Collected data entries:
-- BEGIN --
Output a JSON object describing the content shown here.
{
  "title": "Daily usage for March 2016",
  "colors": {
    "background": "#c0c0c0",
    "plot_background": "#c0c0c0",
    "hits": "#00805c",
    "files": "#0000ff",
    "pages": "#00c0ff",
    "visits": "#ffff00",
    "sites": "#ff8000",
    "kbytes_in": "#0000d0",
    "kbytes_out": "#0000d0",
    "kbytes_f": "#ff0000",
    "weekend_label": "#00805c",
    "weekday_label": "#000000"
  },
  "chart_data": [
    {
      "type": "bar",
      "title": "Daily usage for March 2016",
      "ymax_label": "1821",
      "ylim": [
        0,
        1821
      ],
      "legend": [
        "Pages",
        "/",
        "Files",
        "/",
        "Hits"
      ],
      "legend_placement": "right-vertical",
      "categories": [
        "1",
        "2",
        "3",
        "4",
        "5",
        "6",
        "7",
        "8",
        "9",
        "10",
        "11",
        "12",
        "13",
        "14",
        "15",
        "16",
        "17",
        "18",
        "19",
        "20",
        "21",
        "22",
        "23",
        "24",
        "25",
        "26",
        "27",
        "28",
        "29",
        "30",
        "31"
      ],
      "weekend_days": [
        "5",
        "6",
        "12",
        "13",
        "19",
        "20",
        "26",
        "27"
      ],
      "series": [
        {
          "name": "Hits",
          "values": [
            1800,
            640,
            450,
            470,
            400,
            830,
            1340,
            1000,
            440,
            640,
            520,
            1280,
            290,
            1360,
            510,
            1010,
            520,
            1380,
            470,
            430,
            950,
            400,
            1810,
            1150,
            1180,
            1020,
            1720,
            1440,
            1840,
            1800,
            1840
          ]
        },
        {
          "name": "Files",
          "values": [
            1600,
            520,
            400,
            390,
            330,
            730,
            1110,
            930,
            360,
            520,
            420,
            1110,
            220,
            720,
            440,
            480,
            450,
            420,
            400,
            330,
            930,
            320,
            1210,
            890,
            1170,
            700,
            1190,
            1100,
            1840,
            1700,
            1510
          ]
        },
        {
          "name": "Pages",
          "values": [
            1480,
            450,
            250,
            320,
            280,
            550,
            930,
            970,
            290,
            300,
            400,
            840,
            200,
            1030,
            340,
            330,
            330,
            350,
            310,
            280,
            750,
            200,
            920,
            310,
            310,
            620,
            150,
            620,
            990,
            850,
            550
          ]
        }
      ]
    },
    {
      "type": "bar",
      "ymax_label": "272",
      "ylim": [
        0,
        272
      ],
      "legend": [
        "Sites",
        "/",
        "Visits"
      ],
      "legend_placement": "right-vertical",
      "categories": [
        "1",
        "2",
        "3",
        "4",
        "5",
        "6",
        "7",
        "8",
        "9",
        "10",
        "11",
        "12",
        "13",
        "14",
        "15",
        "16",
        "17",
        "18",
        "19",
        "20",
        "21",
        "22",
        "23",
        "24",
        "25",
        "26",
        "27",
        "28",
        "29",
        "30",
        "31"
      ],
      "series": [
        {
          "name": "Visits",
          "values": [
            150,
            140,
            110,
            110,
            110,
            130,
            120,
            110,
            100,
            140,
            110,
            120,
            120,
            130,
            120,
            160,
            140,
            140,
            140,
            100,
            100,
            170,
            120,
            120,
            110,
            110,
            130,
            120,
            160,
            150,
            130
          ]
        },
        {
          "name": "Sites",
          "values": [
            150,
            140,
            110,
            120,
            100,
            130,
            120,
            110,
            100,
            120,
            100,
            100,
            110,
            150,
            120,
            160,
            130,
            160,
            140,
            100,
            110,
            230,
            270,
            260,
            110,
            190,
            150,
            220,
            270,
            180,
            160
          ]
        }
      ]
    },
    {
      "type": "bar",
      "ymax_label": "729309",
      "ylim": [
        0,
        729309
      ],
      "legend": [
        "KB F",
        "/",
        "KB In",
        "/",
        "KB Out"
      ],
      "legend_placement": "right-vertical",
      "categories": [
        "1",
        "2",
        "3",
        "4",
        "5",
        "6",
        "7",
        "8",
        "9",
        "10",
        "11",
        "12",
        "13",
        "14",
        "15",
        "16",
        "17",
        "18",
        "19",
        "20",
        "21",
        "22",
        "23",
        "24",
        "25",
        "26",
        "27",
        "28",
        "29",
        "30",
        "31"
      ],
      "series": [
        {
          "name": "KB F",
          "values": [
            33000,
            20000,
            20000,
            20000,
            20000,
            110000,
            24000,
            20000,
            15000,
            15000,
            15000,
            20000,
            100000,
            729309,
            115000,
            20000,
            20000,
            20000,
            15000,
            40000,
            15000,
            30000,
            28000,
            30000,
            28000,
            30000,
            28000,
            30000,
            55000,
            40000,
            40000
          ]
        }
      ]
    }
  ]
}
-- END --
What to do:
Pick each line holding the word "name" out of the data and copy it.

The result:
          "name": "Hits",
          "name": "Files",
          "name": "Pages",
          "name": "Visits",
          "name": "Sites",
          "name": "KB F",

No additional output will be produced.